Task statement -
In the material below, the lines containing the word "screenshot" are required; copy each of them.

Data extract -
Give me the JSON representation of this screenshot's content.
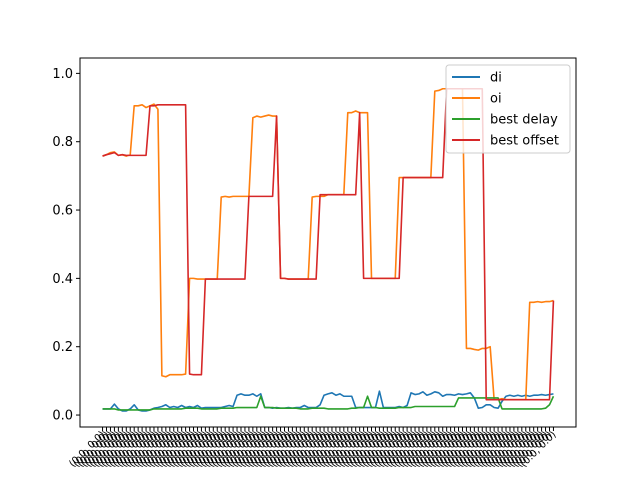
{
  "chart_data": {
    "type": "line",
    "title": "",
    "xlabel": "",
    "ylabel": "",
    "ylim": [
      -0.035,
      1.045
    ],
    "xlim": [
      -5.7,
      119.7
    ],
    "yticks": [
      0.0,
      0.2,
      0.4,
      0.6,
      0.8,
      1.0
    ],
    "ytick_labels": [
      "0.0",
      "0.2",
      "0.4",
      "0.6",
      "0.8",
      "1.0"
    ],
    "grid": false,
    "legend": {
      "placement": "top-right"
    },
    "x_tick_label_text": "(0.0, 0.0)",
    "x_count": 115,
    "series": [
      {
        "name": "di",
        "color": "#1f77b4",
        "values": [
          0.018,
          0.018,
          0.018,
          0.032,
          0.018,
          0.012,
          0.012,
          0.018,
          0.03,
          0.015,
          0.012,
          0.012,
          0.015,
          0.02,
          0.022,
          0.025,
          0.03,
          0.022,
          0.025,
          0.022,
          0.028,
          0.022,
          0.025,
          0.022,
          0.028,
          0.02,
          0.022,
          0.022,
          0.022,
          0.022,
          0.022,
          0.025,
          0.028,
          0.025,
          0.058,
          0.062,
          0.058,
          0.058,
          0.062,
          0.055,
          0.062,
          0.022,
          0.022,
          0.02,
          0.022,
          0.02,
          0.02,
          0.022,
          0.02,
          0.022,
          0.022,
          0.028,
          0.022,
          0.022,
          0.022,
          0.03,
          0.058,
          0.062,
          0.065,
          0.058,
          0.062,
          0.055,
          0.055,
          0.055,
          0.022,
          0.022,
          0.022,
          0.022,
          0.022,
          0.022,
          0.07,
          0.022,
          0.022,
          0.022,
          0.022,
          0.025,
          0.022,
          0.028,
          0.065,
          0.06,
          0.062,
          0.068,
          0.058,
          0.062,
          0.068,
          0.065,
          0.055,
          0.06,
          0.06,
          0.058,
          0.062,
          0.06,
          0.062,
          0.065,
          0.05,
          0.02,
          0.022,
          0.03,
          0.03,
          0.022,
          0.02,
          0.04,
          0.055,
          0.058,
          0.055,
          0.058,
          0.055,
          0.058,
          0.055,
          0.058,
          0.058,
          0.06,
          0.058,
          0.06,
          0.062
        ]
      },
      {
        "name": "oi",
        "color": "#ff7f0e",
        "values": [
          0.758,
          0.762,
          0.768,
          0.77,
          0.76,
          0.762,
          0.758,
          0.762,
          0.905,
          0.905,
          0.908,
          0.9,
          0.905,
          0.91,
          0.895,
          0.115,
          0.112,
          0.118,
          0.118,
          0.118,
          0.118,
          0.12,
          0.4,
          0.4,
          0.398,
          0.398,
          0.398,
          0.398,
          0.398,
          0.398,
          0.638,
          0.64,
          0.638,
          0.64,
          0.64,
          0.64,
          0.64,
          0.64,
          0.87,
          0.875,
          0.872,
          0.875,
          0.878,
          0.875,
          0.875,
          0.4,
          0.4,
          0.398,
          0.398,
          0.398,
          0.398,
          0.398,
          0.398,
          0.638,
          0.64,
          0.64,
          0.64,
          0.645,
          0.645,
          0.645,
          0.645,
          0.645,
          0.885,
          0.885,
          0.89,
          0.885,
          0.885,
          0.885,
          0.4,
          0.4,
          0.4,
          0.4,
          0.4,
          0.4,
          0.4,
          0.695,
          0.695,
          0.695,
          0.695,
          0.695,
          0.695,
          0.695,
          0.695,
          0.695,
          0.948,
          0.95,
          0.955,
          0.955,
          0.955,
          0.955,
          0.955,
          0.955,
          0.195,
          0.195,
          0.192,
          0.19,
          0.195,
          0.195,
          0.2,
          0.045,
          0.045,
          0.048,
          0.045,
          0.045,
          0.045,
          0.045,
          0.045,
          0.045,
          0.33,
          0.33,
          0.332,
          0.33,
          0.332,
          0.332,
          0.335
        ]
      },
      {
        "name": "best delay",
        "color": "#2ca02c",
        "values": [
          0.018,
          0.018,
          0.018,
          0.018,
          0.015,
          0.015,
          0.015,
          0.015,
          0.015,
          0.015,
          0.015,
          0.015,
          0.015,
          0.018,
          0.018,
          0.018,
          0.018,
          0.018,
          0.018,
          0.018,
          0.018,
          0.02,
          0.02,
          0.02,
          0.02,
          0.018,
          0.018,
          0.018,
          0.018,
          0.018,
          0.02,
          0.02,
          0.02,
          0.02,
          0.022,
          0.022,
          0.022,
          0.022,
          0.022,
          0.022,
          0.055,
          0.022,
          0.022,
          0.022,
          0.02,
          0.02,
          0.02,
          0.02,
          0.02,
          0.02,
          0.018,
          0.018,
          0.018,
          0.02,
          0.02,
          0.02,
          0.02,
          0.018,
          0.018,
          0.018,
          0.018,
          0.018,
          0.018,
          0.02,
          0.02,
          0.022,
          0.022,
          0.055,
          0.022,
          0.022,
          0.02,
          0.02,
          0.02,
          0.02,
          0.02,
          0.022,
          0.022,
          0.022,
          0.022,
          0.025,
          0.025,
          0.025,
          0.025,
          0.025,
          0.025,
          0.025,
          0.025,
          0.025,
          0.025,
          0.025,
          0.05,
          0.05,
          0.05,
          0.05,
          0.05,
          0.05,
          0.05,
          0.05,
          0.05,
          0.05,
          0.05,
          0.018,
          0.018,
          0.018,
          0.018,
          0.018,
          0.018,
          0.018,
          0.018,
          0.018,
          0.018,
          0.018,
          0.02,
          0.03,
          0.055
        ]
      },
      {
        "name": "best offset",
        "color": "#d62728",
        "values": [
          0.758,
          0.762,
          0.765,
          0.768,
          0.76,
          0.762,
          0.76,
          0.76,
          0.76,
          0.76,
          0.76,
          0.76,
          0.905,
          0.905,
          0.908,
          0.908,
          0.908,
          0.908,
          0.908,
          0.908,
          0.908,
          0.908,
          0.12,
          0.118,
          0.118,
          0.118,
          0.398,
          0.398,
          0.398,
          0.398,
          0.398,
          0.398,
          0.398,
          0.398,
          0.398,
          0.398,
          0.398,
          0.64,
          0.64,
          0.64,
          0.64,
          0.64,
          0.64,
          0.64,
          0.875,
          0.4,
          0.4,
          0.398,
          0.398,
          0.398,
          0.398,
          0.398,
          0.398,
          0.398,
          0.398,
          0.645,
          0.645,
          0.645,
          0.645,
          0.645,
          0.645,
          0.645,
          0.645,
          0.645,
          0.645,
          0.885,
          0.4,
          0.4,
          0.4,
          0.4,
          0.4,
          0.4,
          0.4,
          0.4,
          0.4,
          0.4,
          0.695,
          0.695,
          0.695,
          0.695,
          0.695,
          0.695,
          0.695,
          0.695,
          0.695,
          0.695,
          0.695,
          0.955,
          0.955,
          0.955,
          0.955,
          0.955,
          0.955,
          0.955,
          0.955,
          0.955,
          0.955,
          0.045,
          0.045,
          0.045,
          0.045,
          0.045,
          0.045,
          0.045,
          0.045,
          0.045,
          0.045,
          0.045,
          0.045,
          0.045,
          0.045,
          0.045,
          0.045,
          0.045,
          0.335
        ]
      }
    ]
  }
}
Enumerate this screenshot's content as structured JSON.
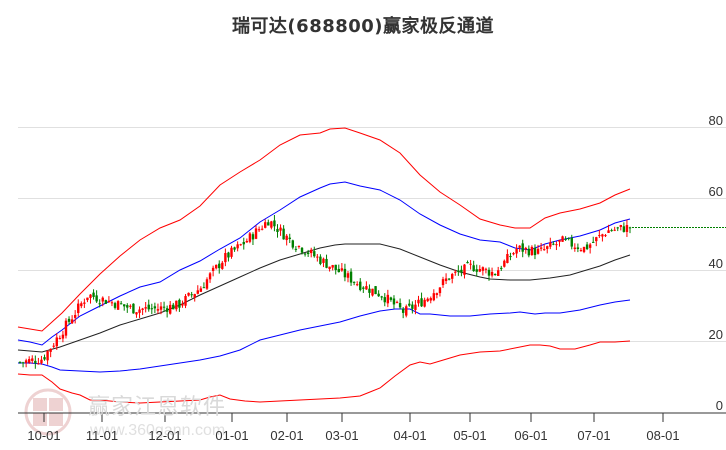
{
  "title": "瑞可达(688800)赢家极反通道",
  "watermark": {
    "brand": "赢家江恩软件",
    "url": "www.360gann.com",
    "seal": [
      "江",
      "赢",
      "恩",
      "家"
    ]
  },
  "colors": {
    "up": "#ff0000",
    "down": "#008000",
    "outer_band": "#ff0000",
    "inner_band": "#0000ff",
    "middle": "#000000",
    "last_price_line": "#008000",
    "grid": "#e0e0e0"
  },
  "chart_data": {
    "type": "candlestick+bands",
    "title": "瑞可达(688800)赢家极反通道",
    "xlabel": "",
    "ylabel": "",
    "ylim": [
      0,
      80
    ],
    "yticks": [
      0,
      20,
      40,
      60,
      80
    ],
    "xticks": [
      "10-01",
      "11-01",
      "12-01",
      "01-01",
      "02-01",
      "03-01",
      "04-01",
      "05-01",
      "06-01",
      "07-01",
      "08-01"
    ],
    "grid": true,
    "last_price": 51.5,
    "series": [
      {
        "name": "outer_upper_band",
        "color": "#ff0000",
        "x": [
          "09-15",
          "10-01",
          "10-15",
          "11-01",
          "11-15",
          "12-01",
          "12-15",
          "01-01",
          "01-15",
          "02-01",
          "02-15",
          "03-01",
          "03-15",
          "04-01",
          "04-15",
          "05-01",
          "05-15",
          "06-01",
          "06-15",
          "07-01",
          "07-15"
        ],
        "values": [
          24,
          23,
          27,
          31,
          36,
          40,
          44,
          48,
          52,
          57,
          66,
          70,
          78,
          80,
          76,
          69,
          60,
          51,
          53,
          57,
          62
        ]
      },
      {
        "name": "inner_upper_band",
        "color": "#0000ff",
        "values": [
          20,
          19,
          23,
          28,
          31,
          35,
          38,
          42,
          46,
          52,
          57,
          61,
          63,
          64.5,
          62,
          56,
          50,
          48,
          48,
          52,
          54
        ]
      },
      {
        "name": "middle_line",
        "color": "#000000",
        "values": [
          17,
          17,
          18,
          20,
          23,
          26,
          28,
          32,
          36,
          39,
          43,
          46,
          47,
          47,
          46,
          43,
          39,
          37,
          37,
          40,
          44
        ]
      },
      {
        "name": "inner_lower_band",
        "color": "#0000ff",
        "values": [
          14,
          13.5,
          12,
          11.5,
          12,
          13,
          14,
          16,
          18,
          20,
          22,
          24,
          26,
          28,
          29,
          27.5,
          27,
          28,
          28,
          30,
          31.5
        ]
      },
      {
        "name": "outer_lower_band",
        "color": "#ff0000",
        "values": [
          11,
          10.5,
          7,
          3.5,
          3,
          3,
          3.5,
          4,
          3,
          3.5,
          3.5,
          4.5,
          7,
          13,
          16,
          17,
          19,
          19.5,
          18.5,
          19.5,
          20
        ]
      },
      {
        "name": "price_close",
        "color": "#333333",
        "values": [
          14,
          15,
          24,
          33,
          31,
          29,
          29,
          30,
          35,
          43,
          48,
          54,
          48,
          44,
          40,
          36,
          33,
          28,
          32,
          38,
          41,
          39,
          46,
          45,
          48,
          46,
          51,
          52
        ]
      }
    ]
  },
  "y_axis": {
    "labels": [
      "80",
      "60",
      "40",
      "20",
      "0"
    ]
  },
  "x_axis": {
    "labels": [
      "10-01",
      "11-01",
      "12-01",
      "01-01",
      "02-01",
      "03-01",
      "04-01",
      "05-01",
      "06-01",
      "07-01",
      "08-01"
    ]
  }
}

Full solution -
Give me the JSON representation of this screenshot's content.
Enumerate this screenshot's content as structured JSON.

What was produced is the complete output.